• [SET EXERCISE] Go through the entries below and pick out every line with "Southern".

══ PROVIDED MATERIAL

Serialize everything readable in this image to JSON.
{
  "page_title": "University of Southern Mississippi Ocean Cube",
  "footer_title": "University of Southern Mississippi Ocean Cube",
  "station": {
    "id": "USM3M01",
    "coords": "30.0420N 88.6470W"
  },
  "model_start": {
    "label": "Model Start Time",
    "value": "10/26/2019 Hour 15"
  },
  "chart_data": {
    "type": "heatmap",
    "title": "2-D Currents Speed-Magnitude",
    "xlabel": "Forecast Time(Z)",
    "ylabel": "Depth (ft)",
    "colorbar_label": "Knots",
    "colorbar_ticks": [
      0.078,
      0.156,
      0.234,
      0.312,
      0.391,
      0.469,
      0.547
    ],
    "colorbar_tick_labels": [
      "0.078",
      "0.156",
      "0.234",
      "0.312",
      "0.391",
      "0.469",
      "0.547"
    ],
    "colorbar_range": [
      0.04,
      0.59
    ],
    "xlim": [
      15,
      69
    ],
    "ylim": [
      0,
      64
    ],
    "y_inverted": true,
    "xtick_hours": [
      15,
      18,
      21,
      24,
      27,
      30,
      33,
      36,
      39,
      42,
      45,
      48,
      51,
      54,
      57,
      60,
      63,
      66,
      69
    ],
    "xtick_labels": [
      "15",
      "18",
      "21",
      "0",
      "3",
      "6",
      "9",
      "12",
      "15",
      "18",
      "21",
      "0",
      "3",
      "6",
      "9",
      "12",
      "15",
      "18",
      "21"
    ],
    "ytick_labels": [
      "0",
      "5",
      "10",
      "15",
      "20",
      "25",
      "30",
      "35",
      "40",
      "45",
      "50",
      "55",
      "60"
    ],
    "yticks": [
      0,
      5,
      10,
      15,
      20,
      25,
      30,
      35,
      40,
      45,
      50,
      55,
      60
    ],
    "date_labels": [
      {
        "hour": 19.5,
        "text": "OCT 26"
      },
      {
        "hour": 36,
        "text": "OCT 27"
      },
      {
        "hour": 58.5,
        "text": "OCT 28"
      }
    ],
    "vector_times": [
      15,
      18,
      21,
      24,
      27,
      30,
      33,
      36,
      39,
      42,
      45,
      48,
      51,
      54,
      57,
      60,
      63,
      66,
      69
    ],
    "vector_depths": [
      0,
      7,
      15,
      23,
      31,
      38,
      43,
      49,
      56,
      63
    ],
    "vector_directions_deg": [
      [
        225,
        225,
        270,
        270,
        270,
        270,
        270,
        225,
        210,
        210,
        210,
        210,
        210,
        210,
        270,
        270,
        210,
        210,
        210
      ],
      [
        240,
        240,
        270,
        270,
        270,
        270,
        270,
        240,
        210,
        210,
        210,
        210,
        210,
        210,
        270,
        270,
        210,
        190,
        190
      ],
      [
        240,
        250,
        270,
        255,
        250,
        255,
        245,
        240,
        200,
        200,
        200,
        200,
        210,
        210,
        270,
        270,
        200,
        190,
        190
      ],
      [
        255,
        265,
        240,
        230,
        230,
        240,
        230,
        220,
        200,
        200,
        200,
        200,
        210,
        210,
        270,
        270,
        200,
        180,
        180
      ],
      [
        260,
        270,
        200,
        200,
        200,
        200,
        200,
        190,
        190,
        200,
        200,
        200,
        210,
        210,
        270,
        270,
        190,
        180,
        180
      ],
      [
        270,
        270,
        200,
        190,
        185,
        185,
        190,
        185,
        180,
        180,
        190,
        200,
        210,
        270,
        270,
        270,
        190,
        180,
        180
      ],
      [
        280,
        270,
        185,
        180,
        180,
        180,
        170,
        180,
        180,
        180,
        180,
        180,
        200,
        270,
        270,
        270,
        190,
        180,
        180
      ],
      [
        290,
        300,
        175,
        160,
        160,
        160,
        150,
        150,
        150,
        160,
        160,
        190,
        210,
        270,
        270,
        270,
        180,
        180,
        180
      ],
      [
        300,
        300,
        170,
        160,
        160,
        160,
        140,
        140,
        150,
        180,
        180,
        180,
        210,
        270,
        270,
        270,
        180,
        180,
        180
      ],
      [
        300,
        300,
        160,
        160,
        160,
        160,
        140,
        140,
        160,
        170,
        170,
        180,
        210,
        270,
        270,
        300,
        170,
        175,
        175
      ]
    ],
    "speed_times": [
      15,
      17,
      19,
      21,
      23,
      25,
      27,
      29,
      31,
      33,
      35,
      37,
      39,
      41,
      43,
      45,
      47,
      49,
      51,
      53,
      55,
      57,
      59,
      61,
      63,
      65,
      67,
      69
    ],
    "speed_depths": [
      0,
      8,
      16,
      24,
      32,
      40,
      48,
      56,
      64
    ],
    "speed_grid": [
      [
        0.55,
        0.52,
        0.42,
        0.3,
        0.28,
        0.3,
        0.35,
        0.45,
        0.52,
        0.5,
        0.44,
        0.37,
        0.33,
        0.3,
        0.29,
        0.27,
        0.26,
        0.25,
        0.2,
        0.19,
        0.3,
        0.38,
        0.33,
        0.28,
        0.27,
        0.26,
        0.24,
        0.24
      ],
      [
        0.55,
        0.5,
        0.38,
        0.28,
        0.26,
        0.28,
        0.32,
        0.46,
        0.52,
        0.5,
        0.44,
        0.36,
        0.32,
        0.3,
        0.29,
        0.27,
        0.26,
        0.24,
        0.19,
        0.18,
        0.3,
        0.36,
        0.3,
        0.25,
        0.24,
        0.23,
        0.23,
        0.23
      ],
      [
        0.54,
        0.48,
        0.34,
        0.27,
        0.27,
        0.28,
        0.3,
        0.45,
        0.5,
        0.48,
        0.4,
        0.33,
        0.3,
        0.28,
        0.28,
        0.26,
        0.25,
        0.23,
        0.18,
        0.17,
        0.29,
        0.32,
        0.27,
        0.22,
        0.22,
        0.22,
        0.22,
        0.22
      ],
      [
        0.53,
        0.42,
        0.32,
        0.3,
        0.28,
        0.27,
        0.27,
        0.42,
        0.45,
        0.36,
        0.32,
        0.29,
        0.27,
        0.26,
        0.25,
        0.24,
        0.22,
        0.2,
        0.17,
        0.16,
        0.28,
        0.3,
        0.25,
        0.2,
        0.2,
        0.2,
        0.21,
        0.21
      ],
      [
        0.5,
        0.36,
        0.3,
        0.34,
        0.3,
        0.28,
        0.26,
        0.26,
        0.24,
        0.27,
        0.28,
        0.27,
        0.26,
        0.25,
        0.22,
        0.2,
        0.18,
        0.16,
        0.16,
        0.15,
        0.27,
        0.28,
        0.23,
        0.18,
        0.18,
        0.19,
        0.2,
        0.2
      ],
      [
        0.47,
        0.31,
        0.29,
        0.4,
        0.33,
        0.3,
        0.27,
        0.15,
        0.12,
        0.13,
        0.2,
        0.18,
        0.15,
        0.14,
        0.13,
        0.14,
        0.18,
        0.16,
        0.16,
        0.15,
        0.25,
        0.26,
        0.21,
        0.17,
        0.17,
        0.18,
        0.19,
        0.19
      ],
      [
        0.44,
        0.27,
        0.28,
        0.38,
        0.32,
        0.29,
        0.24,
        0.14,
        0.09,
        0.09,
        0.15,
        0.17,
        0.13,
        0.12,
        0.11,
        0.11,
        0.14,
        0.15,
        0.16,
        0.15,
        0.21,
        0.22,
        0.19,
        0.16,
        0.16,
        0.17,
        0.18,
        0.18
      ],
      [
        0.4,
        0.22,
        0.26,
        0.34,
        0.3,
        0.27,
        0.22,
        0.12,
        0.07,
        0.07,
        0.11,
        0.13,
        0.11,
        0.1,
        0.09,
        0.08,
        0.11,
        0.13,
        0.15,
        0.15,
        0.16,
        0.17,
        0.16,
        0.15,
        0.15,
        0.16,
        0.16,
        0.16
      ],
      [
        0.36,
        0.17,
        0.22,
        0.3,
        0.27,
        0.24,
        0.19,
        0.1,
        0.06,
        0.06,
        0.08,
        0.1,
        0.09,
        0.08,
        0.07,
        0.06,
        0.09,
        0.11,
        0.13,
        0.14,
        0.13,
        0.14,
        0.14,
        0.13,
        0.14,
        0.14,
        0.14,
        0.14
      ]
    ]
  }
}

════

• [EXERCISE RESULT]
  "page_title": "University of Southern Mississippi Ocean Cube",
  "footer_title": "University of Southern Mississippi Ocean Cube",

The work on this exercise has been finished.